Retype every entry word for word.

--- START Data entries ---

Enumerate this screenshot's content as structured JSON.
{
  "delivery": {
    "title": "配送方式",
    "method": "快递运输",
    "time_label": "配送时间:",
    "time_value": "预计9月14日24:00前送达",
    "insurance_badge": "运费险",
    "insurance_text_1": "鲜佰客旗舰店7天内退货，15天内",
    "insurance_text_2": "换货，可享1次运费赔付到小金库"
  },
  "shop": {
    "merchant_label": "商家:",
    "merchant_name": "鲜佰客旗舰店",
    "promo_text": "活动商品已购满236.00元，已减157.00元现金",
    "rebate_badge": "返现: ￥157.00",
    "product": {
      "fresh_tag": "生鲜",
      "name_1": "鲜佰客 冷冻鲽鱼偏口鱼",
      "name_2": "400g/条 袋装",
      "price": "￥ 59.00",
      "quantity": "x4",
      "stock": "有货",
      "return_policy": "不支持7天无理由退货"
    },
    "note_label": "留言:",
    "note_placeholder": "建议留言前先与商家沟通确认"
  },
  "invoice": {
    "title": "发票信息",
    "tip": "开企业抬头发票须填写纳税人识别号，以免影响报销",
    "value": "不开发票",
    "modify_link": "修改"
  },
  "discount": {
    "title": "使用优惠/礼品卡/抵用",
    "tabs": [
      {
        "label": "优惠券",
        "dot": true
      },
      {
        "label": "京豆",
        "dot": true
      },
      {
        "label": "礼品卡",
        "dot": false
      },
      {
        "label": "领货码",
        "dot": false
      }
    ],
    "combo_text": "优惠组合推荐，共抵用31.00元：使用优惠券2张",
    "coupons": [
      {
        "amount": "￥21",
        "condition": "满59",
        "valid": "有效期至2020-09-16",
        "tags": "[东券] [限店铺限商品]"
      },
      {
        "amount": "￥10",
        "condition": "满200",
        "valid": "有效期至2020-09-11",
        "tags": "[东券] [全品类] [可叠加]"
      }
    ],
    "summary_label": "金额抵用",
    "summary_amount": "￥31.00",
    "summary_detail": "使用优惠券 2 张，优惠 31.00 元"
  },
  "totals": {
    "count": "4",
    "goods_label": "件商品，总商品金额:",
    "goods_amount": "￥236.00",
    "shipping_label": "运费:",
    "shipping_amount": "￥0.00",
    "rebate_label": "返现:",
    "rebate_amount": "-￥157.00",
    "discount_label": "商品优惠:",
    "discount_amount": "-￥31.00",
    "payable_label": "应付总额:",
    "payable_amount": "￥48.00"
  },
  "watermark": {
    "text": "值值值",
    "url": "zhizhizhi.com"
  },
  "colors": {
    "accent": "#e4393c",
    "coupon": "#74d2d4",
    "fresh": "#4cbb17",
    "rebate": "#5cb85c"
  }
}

--- END Data entries ---

> _In response_:
Enumerate this screenshot's content as structured JSON.
{
  "delivery": {
    "title": "配送方式",
    "method": "快递运输",
    "time_label": "配送时间:",
    "time_value": "预计9月14日24:00前送达",
    "insurance_badge": "运费险",
    "insurance_text_1": "鲜佰客旗舰店7天内退货，15天内",
    "insurance_text_2": "换货，可享1次运费赔付到小金库"
  },
  "shop": {
    "merchant_label": "商家:",
    "merchant_name": "鲜佰客旗舰店",
    "promo_text": "活动商品已购满236.00元，已减157.00元现金",
    "rebate_badge": "返现: ￥157.00",
    "product": {
      "fresh_tag": "生鲜",
      "name_1": "鲜佰客 冷冻鲽鱼偏口鱼",
      "name_2": "400g/条 袋装",
      "price": "￥ 59.00",
      "quantity": "x4",
      "stock": "有货",
      "return_policy": "不支持7天无理由退货"
    },
    "note_label": "留言:",
    "note_placeholder": "建议留言前先与商家沟通确认"
  },
  "invoice": {
    "title": "发票信息",
    "tip": "开企业抬头发票须填写纳税人识别号，以免影响报销",
    "value": "不开发票",
    "modify_link": "修改"
  },
  "discount": {
    "title": "使用优惠/礼品卡/抵用",
    "tabs": [
      {
        "label": "优惠券",
        "dot": true
      },
      {
        "label": "京豆",
        "dot": true
      },
      {
        "label": "礼品卡",
        "dot": false
      },
      {
        "label": "领货码",
        "dot": false
      }
    ],
    "combo_text": "优惠组合推荐，共抵用31.00元：使用优惠券2张",
    "coupons": [
      {
        "amount": "￥21",
        "condition": "满59",
        "valid": "有效期至2020-09-16",
        "tags": "[东券] [限店铺限商品]"
      },
      {
        "amount": "￥10",
        "condition": "满200",
        "valid": "有效期至2020-09-11",
        "tags": "[东券] [全品类] [可叠加]"
      }
    ],
    "summary_label": "金额抵用",
    "summary_amount": "￥31.00",
    "summary_detail": "使用优惠券 2 张，优惠 31.00 元"
  },
  "totals": {
    "count": "4",
    "goods_label": "件商品，总商品金额:",
    "goods_amount": "￥236.00",
    "shipping_label": "运费:",
    "shipping_amount": "￥0.00",
    "rebate_label": "返现:",
    "rebate_amount": "-￥157.00",
    "discount_label": "商品优惠:",
    "discount_amount": "-￥31.00",
    "payable_label": "应付总额:",
    "payable_amount": "￥48.00"
  },
  "watermark": {
    "text": "值值值",
    "url": "zhizhizhi.com"
  },
  "colors": {
    "accent": "#e4393c",
    "coupon": "#74d2d4",
    "fresh": "#4cbb17",
    "rebate": "#5cb85c"
  }
}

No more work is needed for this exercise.